Terminé un encargo. Un cómic de 8 páginas. El cliente quería un tipo específico de escena de cornudo, bueno, se pagan las facturas. Lo raro fue el enfoque emocional que pidieron—el tipo mirando, no desde un lugar de humillación, sino solo… observación silenciosa. Como si fuera un martes cualquiera. Lo entiendo más de lo que creen.
A veces, la mejor manera de dibujar un sentimiento es que la cara del personaje esté completamente inexpresiva, mientras que todo a su alrededor está gráficamente detallado, húmedo y desordenado. El contraste hace todo el trabajo. Mi propio cerebro se siente así a menudo. Cara plana, cuerpo gritando. Mi marido es el único que me ha mirado durante uno de esos orgasmos implacables y chorreantes y ha entendido que ambos estados pueden existir al mismo tiempo. No necesita que yo represente la emoción. Simplemente destroza mi coño hasta que mi cuerpo lo dice por mí, incluso si mi cara no lo hace.
En fin. Volver a dibujar la fantasía desapegada de otra persona. La mía es más simple: estar doblada sobre este escritorio más tarde, con mis muslos gruesos abiertos, sintiendo ese ardor particular en mi coño que significa que me ha estado follando un rato. Sin trama. Solo causa y efecto.

* _ACTIVIDADES_
- 1) Indica si cada afirmación (a), (b) y (c) coincide con el fragmento y cita las palabras exactas que lo deciden.
(a) El cómic del encargo tiene ocho páginas.
(b) El cliente pidió que el tipo mirara desde un lugar de humillación.
(c) El contraste es lo que hace todo el trabajo.
- 2) Responde en una línea cada pregunta sobre el fragmento.
(a) ¿Qué razón se da para aceptar el encargo?
(b) ¿Cómo debe estar la cara del personaje en la mejor manera de dibujar un sentimiento?
(c) ¿Qué se dice que no tiene la fantasía propia?
- 3) Copia del fragmento todo lo que va desde "A veces, la" hasta "causa y efecto.", cambiando "contraste" por "choque".

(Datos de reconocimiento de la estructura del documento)
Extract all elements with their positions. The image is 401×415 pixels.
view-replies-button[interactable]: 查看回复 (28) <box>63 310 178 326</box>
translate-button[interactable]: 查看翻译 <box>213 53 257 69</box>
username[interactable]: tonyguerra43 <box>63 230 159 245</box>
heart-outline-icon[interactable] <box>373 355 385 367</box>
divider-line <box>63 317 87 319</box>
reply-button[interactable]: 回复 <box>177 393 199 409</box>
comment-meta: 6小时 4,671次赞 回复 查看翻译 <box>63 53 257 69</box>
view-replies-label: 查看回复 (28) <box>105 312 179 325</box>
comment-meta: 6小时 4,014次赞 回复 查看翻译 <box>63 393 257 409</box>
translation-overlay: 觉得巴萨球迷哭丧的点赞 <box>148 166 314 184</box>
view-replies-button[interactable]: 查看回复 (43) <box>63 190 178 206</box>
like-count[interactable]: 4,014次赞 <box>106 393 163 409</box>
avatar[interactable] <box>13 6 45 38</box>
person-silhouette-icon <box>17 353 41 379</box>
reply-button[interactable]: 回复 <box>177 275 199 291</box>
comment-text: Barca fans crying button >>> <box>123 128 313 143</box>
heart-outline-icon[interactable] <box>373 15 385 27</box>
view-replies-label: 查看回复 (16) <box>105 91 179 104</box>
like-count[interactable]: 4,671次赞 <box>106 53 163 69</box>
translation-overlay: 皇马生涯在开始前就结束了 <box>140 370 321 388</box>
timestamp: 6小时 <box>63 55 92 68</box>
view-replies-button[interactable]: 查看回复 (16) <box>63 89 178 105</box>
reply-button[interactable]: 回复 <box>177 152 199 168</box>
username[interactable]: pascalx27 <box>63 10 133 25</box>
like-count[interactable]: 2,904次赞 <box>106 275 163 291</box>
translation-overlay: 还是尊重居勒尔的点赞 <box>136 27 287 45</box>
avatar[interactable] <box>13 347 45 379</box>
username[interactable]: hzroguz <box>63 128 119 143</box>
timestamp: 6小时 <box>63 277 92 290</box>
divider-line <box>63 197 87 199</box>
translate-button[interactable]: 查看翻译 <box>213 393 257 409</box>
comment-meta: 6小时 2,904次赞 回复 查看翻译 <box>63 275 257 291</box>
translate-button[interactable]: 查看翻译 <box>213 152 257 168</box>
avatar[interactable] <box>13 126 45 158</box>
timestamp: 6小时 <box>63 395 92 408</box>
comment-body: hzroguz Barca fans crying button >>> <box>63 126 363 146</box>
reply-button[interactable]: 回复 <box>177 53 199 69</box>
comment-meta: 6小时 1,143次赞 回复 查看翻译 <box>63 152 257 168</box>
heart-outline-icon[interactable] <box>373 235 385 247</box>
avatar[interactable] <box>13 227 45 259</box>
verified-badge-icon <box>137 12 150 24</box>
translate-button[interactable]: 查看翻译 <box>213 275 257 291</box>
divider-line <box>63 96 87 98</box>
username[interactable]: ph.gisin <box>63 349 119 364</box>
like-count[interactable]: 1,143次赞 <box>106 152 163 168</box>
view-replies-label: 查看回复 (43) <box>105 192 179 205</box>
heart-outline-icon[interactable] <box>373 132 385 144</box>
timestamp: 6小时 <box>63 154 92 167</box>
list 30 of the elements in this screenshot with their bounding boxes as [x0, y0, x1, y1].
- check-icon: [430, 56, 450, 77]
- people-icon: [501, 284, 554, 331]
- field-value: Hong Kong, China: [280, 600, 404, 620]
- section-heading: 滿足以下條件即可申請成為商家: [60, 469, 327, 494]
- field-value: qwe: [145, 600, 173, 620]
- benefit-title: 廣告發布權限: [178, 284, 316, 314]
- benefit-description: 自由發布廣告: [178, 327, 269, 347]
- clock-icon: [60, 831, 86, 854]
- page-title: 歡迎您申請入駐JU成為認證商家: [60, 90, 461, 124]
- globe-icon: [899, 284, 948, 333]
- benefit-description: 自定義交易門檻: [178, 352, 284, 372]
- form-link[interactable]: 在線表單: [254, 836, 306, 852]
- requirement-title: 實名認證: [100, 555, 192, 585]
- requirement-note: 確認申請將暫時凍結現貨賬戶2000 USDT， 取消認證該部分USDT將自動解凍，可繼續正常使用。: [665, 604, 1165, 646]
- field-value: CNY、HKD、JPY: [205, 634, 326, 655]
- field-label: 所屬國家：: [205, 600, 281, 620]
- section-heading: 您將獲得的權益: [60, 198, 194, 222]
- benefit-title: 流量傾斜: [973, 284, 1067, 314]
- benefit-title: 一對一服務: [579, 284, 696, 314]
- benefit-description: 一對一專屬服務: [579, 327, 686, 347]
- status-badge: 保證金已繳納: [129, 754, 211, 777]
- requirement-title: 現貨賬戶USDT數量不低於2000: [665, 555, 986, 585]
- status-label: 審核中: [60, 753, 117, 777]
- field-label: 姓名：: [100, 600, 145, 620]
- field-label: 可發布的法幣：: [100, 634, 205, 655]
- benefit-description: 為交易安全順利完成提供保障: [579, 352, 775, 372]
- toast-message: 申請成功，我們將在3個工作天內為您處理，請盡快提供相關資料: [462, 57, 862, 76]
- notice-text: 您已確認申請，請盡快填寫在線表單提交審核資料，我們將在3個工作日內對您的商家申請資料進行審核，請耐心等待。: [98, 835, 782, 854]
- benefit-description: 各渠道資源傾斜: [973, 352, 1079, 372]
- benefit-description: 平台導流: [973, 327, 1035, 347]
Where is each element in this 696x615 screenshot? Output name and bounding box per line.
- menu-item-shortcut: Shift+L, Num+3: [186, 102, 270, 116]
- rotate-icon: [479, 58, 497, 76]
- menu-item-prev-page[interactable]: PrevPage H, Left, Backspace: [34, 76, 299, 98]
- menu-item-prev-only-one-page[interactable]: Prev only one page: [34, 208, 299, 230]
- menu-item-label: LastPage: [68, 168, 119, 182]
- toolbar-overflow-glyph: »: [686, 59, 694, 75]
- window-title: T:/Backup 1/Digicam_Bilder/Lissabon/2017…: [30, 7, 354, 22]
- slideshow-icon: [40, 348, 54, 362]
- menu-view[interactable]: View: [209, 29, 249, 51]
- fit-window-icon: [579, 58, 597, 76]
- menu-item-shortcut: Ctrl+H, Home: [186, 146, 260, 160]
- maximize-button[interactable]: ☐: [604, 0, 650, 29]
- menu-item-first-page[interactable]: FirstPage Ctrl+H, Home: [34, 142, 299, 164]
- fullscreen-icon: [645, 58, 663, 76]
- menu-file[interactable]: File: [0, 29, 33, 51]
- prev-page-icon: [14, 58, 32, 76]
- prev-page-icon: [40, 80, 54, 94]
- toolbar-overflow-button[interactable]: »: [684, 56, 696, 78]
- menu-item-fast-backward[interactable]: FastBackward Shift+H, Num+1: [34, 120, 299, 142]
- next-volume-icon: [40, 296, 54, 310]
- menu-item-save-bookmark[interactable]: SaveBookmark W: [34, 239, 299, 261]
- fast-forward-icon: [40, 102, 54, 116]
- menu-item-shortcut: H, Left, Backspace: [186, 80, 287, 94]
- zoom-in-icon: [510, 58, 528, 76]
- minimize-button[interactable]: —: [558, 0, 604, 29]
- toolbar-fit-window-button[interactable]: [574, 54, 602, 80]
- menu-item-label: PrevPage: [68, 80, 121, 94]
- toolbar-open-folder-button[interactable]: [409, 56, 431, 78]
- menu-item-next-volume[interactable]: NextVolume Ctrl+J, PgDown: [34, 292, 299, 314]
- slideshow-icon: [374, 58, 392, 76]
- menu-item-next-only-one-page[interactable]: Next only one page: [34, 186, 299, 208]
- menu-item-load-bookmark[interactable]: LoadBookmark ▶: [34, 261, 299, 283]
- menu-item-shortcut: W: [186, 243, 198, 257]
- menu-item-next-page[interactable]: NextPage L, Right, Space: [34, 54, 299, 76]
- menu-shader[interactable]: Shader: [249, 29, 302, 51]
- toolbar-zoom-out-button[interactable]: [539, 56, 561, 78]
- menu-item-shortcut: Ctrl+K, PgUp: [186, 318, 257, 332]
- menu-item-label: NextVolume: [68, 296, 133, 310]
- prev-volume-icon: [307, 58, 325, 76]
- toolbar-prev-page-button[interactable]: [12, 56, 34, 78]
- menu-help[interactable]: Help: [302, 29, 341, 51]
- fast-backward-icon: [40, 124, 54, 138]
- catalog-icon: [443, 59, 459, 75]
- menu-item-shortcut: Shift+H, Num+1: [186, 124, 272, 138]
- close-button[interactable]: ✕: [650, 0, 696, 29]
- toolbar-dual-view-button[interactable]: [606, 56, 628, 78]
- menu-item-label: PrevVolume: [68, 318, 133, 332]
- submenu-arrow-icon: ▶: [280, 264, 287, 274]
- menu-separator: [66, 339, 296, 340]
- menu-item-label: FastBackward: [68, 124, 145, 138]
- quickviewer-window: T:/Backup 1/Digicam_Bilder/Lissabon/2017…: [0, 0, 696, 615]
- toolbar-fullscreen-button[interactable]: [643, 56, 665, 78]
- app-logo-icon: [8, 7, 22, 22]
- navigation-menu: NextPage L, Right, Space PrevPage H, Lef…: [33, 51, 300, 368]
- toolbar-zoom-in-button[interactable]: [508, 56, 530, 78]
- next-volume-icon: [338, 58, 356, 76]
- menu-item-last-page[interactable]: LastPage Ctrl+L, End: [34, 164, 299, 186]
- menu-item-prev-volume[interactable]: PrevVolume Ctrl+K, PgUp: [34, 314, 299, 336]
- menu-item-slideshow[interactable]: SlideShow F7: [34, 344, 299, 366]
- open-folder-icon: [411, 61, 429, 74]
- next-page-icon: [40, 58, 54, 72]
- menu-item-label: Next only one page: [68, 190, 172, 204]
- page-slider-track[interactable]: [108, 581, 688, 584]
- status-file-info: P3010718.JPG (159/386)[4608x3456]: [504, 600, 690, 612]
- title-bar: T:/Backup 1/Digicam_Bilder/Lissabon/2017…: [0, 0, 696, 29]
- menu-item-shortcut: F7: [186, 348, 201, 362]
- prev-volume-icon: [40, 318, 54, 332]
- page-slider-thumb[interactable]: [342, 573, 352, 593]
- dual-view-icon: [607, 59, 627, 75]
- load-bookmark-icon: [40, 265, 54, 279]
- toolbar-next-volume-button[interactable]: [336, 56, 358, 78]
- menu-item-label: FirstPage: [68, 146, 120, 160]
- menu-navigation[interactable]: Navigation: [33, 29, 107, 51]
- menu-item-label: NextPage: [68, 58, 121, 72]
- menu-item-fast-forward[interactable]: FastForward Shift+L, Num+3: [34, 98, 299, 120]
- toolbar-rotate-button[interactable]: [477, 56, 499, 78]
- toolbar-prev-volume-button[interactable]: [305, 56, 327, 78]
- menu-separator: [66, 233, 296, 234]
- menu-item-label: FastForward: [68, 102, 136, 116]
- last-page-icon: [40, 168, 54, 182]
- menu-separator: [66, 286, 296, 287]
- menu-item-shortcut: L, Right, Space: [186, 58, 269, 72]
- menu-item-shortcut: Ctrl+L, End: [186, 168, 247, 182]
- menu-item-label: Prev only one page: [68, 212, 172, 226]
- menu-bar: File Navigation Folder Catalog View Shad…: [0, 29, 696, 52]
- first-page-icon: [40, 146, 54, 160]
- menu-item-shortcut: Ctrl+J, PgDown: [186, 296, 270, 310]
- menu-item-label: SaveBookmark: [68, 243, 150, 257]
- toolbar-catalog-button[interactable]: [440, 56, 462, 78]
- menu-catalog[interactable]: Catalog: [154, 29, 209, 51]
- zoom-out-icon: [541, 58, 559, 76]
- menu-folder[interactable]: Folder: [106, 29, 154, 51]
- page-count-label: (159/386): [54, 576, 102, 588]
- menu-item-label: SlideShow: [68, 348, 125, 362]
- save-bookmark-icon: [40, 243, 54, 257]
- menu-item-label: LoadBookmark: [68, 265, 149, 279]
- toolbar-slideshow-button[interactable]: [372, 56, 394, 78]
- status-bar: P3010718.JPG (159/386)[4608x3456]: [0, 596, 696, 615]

* _SOLUCIONES DEL EJERCICIO_
- 1)
(a) Sí: "Un cómic de 8 páginas."
(b) No: "no desde un lugar de humillación, sino solo… observación silenciosa."
(c) Sí: "El contraste hace todo el trabajo."

- 2)
(a) Que se pagan las facturas.
(b) Completamente inexpresiva.
(c) Trama.

- 3)
A veces, la mejor manera de dibujar un sentimiento es que la cara del personaje esté completamente inexpresiva, mientras que todo a su alrededor está gráficamente detallado, húmedo y desordenado. El choque hace todo el trabajo. Mi propio cerebro se siente así a menudo. Cara plana, cuerpo gritando. Mi marido es el único que me ha mirado durante uno de esos orgasmos implacables y chorreantes y ha entendido que ambos estados pueden existir al mismo tiempo. No necesita que yo represente la emoción. Simplemente destroza mi coño hasta que mi cuerpo lo dice por mí, incluso si mi cara no lo hace.
En fin. Volver a dibujar la fantasía desapegada de otra persona. La mía es más simple: estar doblada sobre este escritorio más tarde, con mis muslos gruesos abiertos, sintiendo ese ardor particular en mi coño que significa que me ha estado follando un rato. Sin trama. Solo causa y efecto.